■ **Task requirements**:
Starting at the first line of the records and ending at the line that contains "archive-watermark: MWViM bbox=[447, 744, 615, 798]", format each line as a row of a Markdown table with the columns No and Entry. Number the rows in the No column and leave out any blank lines.

--- START Entries provided ---

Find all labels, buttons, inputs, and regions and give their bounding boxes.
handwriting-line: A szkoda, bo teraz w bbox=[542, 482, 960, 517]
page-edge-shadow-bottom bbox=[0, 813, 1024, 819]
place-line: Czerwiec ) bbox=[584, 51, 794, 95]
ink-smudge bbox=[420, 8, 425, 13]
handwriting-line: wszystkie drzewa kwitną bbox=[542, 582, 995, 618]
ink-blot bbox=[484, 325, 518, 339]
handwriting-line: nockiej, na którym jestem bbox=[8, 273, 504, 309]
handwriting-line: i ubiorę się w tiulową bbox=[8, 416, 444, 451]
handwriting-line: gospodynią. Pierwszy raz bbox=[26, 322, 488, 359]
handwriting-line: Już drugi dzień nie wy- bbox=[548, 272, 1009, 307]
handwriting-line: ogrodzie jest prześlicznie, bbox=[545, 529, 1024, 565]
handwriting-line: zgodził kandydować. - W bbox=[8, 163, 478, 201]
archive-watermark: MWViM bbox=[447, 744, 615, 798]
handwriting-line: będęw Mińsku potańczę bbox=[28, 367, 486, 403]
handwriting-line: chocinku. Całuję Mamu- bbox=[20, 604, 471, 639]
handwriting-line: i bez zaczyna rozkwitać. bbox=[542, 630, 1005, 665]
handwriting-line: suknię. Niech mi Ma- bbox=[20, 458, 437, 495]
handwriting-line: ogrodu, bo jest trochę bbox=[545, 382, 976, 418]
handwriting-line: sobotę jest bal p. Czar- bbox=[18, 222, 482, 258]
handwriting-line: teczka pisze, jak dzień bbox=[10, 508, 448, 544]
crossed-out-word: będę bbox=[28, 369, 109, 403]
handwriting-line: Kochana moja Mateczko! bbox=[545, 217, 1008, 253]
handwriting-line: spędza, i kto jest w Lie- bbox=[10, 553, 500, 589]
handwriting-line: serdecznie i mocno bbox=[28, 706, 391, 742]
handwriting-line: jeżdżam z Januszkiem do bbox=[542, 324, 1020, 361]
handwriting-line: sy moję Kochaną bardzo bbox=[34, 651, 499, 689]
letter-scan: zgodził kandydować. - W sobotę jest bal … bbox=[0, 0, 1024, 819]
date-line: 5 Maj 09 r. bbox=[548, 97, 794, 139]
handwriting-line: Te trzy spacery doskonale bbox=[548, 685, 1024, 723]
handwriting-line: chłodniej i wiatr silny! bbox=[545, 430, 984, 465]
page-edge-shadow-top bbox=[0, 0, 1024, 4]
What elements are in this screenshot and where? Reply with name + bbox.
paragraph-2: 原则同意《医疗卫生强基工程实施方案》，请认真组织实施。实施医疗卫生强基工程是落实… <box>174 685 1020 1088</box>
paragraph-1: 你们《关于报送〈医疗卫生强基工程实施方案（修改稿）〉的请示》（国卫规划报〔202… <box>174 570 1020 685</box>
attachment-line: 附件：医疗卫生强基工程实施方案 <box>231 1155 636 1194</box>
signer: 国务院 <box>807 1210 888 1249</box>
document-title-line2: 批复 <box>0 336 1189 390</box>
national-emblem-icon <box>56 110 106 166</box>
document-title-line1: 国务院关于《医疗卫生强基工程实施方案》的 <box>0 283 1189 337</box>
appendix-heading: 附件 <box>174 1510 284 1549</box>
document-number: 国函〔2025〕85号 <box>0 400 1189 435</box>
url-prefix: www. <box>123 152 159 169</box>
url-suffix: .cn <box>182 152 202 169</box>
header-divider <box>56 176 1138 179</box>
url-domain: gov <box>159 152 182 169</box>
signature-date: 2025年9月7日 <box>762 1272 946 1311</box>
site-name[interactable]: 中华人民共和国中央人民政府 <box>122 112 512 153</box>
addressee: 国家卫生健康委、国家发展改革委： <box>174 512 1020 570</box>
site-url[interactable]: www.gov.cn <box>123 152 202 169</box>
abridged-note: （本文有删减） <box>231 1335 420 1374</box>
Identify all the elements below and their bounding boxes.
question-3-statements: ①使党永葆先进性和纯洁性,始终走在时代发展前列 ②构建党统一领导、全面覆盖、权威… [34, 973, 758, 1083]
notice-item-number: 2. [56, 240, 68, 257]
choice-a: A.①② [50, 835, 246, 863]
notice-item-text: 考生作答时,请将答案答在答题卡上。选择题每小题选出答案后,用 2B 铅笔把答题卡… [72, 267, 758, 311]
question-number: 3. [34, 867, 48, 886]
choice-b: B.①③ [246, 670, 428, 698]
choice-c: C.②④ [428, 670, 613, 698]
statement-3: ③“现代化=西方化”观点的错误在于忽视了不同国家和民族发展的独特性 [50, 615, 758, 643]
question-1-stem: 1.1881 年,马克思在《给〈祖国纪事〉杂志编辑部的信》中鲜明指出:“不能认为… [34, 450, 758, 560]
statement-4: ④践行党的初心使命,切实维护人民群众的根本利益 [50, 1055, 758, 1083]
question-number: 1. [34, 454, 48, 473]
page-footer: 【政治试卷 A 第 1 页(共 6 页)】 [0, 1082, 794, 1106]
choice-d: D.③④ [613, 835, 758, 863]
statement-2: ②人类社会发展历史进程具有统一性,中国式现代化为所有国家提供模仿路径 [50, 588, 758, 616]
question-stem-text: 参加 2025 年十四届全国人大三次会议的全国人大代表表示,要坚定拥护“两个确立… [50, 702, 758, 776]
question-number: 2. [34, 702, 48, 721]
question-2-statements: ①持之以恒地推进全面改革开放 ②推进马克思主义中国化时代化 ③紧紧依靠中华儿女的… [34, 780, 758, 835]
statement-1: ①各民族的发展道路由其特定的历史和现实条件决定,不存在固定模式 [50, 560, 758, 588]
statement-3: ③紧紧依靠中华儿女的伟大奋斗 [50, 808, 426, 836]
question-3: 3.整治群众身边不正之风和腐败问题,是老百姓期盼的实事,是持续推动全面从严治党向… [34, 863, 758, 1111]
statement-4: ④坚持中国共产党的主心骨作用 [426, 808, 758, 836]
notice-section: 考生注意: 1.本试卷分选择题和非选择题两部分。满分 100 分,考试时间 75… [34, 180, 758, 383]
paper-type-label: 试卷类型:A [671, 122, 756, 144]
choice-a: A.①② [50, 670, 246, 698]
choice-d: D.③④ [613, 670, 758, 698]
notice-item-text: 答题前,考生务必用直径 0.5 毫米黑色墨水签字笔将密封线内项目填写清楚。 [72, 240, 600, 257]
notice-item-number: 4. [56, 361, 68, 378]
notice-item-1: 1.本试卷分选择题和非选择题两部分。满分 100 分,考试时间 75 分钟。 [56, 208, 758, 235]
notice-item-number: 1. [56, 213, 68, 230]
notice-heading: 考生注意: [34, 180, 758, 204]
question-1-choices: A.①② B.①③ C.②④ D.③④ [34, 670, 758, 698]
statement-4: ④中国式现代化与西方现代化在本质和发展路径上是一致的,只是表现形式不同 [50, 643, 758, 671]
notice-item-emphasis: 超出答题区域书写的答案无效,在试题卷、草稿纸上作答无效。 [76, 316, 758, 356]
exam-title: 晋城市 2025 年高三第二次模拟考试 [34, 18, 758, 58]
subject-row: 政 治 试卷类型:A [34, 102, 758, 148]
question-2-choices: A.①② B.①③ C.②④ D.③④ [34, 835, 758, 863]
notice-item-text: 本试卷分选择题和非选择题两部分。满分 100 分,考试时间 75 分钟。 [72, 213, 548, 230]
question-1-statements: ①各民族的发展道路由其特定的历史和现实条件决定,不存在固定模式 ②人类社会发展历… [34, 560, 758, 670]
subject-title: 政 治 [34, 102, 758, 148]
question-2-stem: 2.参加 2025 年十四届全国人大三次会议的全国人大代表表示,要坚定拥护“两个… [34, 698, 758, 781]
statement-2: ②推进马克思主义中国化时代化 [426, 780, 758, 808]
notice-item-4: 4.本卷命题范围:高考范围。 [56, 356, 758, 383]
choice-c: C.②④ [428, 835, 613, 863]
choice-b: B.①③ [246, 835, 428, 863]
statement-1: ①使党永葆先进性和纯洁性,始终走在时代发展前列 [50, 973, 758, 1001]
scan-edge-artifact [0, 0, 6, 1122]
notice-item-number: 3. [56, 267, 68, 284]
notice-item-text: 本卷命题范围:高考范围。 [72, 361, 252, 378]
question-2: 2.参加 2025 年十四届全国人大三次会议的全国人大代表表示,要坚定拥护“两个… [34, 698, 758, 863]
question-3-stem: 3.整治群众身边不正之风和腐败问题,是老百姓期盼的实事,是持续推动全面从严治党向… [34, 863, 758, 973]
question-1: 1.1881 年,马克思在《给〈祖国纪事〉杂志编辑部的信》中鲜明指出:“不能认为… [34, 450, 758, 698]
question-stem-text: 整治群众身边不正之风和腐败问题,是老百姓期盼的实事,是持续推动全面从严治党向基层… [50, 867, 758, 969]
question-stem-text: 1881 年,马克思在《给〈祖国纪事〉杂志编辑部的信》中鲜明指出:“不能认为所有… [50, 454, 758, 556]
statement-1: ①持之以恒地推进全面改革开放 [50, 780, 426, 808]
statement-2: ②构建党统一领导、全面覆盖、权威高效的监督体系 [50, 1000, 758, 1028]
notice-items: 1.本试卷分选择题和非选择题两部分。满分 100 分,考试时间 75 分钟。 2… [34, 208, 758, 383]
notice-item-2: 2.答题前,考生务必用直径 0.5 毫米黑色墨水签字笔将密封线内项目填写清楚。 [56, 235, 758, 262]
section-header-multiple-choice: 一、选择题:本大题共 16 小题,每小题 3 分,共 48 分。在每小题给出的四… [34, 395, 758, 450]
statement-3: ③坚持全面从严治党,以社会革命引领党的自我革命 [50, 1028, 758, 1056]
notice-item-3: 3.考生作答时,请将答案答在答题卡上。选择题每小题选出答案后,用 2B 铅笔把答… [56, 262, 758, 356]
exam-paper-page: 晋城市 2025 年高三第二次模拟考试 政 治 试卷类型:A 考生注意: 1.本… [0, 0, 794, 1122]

--- END Entries provided ---

■ **Expected output**:
| No | Entry |
|---|---|
| 1 | Find all labels, buttons, inputs, and regions and give their bounding boxes. |
| 2 | handwriting-line: A szkoda, bo teraz w bbox=[542, 482, 960, 517] |
| 3 | page-edge-shadow-bottom bbox=[0, 813, 1024, 819] |
| 4 | place-line: Czerwiec ) bbox=[584, 51, 794, 95] |
| 5 | ink-smudge bbox=[420, 8, 425, 13] |
| 6 | handwriting-line: wszystkie drzewa kwitną bbox=[542, 582, 995, 618] |
| 7 | ink-blot bbox=[484, 325, 518, 339] |
| 8 | handwriting-line: nockiej, na którym jestem bbox=[8, 273, 504, 309] |
| 9 | handwriting-line: i ubiorę się w tiulową bbox=[8, 416, 444, 451] |
| 10 | handwriting-line: gospodynią. Pierwszy raz bbox=[26, 322, 488, 359] |
| 11 | handwriting-line: Już drugi dzień nie wy- bbox=[548, 272, 1009, 307] |
| 12 | handwriting-line: ogrodzie jest prześlicznie, bbox=[545, 529, 1024, 565] |
| 13 | handwriting-line: zgodził kandydować. - W bbox=[8, 163, 478, 201] |
| 14 | archive-watermark: MWViM bbox=[447, 744, 615, 798] |